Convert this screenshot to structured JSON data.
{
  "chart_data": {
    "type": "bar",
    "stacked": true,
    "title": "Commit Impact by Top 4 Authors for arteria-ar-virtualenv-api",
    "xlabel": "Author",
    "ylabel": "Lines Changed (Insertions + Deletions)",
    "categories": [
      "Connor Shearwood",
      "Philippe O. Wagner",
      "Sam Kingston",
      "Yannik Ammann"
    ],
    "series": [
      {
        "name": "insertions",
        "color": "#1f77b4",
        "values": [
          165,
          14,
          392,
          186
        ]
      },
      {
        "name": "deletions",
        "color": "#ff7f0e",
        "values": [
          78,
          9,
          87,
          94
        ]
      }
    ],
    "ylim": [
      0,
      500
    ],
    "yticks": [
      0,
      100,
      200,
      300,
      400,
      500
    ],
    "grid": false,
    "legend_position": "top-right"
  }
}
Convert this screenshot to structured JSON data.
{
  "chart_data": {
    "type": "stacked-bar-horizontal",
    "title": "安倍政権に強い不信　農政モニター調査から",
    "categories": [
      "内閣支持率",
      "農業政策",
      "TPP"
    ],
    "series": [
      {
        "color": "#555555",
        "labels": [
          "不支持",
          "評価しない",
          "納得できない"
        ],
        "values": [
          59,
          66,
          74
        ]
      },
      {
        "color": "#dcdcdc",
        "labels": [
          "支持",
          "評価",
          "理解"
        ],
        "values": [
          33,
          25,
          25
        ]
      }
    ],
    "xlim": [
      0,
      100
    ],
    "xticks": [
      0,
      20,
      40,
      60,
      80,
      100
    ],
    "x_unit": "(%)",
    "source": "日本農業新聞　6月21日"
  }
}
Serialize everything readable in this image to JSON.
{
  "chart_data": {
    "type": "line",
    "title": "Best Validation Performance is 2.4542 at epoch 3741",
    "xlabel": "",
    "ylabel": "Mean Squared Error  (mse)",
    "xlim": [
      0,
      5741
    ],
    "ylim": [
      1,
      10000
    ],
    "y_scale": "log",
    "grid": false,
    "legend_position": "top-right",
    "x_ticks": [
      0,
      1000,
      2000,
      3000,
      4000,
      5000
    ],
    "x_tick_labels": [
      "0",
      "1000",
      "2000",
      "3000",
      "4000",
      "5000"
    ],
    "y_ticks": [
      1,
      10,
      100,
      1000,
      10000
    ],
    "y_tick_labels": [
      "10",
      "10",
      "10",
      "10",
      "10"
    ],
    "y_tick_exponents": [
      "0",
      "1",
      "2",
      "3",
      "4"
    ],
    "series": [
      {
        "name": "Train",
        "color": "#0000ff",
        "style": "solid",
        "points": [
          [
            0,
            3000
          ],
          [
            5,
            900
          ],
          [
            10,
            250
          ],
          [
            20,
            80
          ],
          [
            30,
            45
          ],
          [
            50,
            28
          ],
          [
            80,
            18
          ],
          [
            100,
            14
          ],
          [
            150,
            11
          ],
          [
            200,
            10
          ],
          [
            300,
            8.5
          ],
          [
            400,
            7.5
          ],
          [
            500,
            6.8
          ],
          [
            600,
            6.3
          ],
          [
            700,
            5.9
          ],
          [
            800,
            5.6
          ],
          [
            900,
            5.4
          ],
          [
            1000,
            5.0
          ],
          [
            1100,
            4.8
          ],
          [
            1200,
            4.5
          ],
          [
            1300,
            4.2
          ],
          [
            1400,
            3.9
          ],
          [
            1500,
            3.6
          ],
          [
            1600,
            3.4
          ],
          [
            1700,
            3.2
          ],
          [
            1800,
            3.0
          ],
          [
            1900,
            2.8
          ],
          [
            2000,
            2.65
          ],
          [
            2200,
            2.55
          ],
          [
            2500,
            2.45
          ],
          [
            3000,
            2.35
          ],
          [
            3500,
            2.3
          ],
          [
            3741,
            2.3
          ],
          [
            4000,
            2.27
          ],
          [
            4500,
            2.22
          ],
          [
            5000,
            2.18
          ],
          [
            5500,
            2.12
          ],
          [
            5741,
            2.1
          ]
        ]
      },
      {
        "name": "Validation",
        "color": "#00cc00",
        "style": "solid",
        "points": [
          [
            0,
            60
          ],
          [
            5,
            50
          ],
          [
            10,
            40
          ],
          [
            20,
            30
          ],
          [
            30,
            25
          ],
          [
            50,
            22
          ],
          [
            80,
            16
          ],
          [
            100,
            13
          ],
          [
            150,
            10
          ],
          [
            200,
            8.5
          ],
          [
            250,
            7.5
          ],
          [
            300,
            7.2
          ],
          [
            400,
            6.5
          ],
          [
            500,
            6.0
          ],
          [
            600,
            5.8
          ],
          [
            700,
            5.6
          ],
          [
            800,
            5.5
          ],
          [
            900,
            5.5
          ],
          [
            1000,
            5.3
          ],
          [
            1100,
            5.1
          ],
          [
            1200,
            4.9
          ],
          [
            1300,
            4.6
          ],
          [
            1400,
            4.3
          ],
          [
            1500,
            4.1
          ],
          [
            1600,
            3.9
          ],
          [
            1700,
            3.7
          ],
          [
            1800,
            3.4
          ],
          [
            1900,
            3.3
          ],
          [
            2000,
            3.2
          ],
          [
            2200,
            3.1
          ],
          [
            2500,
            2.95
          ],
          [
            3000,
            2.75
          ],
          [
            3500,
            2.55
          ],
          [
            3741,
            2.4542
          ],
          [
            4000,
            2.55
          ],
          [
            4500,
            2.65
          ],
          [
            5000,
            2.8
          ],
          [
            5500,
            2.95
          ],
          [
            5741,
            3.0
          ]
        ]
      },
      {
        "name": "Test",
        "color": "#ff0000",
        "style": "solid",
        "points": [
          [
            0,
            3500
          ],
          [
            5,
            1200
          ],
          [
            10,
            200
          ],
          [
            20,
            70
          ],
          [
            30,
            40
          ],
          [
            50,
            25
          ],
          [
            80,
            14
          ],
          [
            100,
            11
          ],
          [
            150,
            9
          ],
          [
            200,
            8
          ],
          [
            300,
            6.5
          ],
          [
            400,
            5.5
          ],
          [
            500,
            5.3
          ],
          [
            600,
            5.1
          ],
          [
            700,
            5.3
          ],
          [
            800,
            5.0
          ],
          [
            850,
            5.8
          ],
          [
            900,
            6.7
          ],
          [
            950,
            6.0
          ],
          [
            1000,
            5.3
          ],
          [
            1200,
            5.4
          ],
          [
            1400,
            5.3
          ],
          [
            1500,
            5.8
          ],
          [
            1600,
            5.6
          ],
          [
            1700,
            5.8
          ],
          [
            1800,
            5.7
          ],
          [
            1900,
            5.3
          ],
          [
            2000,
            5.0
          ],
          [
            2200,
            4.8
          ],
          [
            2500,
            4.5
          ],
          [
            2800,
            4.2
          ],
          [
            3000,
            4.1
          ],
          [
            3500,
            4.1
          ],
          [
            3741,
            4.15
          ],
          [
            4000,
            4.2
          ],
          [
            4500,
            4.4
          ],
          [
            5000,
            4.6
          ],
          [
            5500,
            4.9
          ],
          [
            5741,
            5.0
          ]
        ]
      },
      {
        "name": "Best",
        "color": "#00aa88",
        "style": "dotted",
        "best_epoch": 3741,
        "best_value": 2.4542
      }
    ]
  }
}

====================

Problem description ::
Give the entries again in full, exactly as they are written.

Correct response ::
Convert this screenshot to structured JSON data.
{
  "chart_data": {
    "type": "bar",
    "stacked": true,
    "title": "Commit Impact by Top 4 Authors for arteria-ar-virtualenv-api",
    "xlabel": "Author",
    "ylabel": "Lines Changed (Insertions + Deletions)",
    "categories": [
      "Connor Shearwood",
      "Philippe O. Wagner",
      "Sam Kingston",
      "Yannik Ammann"
    ],
    "series": [
      {
        "name": "insertions",
        "color": "#1f77b4",
        "values": [
          165,
          14,
          392,
          186
        ]
      },
      {
        "name": "deletions",
        "color": "#ff7f0e",
        "values": [
          78,
          9,
          87,
          94
        ]
      }
    ],
    "ylim": [
      0,
      500
    ],
    "yticks": [
      0,
      100,
      200,
      300,
      400,
      500
    ],
    "grid": false,
    "legend_position": "top-right"
  }
}
Convert this screenshot to structured JSON data.
{
  "chart_data": {
    "type": "stacked-bar-horizontal",
    "title": "安倍政権に強い不信　農政モニター調査から",
    "categories": [
      "内閣支持率",
      "農業政策",
      "TPP"
    ],
    "series": [
      {
        "color": "#555555",
        "labels": [
          "不支持",
          "評価しない",
          "納得できない"
        ],
        "values": [
          59,
          66,
          74
        ]
      },
      {
        "color": "#dcdcdc",
        "labels": [
          "支持",
          "評価",
          "理解"
        ],
        "values": [
          33,
          25,
          25
        ]
      }
    ],
    "xlim": [
      0,
      100
    ],
    "xticks": [
      0,
      20,
      40,
      60,
      80,
      100
    ],
    "x_unit": "(%)",
    "source": "日本農業新聞　6月21日"
  }
}
Serialize everything readable in this image to JSON.
{
  "chart_data": {
    "type": "line",
    "title": "Best Validation Performance is 2.4542 at epoch 3741",
    "xlabel": "",
    "ylabel": "Mean Squared Error  (mse)",
    "xlim": [
      0,
      5741
    ],
    "ylim": [
      1,
      10000
    ],
    "y_scale": "log",
    "grid": false,
    "legend_position": "top-right",
    "x_ticks": [
      0,
      1000,
      2000,
      3000,
      4000,
      5000
    ],
    "x_tick_labels": [
      "0",
      "1000",
      "2000",
      "3000",
      "4000",
      "5000"
    ],
    "y_ticks": [
      1,
      10,
      100,
      1000,
      10000
    ],
    "y_tick_labels": [
      "10",
      "10",
      "10",
      "10",
      "10"
    ],
    "y_tick_exponents": [
      "0",
      "1",
      "2",
      "3",
      "4"
    ],
    "series": [
      {
        "name": "Train",
        "color": "#0000ff",
        "style": "solid",
        "points": [
          [
            0,
            3000
          ],
          [
            5,
            900
          ],
          [
            10,
            250
          ],
          [
            20,
            80
          ],
          [
            30,
            45
          ],
          [
            50,
            28
          ],
          [
            80,
            18
          ],
          [
            100,
            14
          ],
          [
            150,
            11
          ],
          [
            200,
            10
          ],
          [
            300,
            8.5
          ],
          [
            400,
            7.5
          ],
          [
            500,
            6.8
          ],
          [
            600,
            6.3
          ],
          [
            700,
            5.9
          ],
          [
            800,
            5.6
          ],
          [
            900,
            5.4
          ],
          [
            1000,
            5.0
          ],
          [
            1100,
            4.8
          ],
          [
            1200,
            4.5
          ],
          [
            1300,
            4.2
          ],
          [
            1400,
            3.9
          ],
          [
            1500,
            3.6
          ],
          [
            1600,
            3.4
          ],
          [
            1700,
            3.2
          ],
          [
            1800,
            3.0
          ],
          [
            1900,
            2.8
          ],
          [
            2000,
            2.65
          ],
          [
            2200,
            2.55
          ],
          [
            2500,
            2.45
          ],
          [
            3000,
            2.35
          ],
          [
            3500,
            2.3
          ],
          [
            3741,
            2.3
          ],
          [
            4000,
            2.27
          ],
          [
            4500,
            2.22
          ],
          [
            5000,
            2.18
          ],
          [
            5500,
            2.12
          ],
          [
            5741,
            2.1
          ]
        ]
      },
      {
        "name": "Validation",
        "color": "#00cc00",
        "style": "solid",
        "points": [
          [
            0,
            60
          ],
          [
            5,
            50
          ],
          [
            10,
            40
          ],
          [
            20,
            30
          ],
          [
            30,
            25
          ],
          [
            50,
            22
          ],
          [
            80,
            16
          ],
          [
            100,
            13
          ],
          [
            150,
            10
          ],
          [
            200,
            8.5
          ],
          [
            250,
            7.5
          ],
          [
            300,
            7.2
          ],
          [
            400,
            6.5
          ],
          [
            500,
            6.0
          ],
          [
            600,
            5.8
          ],
          [
            700,
            5.6
          ],
          [
            800,
            5.5
          ],
          [
            900,
            5.5
          ],
          [
            1000,
            5.3
          ],
          [
            1100,
            5.1
          ],
          [
            1200,
            4.9
          ],
          [
            1300,
            4.6
          ],
          [
            1400,
            4.3
          ],
          [
            1500,
            4.1
          ],
          [
            1600,
            3.9
          ],
          [
            1700,
            3.7
          ],
          [
            1800,
            3.4
          ],
          [
            1900,
            3.3
          ],
          [
            2000,
            3.2
          ],
          [
            2200,
            3.1
          ],
          [
            2500,
            2.95
          ],
          [
            3000,
            2.75
          ],
          [
            3500,
            2.55
          ],
          [
            3741,
            2.4542
          ],
          [
            4000,
            2.55
          ],
          [
            4500,
            2.65
          ],
          [
            5000,
            2.8
          ],
          [
            5500,
            2.95
          ],
          [
            5741,
            3.0
          ]
        ]
      },
      {
        "name": "Test",
        "color": "#ff0000",
        "style": "solid",
        "points": [
          [
            0,
            3500
          ],
          [
            5,
            1200
          ],
          [
            10,
            200
          ],
          [
            20,
            70
          ],
          [
            30,
            40
          ],
          [
            50,
            25
          ],
          [
            80,
            14
          ],
          [
            100,
            11
          ],
          [
            150,
            9
          ],
          [
            200,
            8
          ],
          [
            300,
            6.5
          ],
          [
            400,
            5.5
          ],
          [
            500,
            5.3
          ],
          [
            600,
            5.1
          ],
          [
            700,
            5.3
          ],
          [
            800,
            5.0
          ],
          [
            850,
            5.8
          ],
          [
            900,
            6.7
          ],
          [
            950,
            6.0
          ],
          [
            1000,
            5.3
          ],
          [
            1200,
            5.4
          ],
          [
            1400,
            5.3
          ],
          [
            1500,
            5.8
          ],
          [
            1600,
            5.6
          ],
          [
            1700,
            5.8
          ],
          [
            1800,
            5.7
          ],
          [
            1900,
            5.3
          ],
          [
            2000,
            5.0
          ],
          [
            2200,
            4.8
          ],
          [
            2500,
            4.5
          ],
          [
            2800,
            4.2
          ],
          [
            3000,
            4.1
          ],
          [
            3500,
            4.1
          ],
          [
            3741,
            4.15
          ],
          [
            4000,
            4.2
          ],
          [
            4500,
            4.4
          ],
          [
            5000,
            4.6
          ],
          [
            5500,
            4.9
          ],
          [
            5741,
            5.0
          ]
        ]
      },
      {
        "name": "Best",
        "color": "#00aa88",
        "style": "dotted",
        "best_epoch": 3741,
        "best_value": 2.4542
      }
    ]
  }
}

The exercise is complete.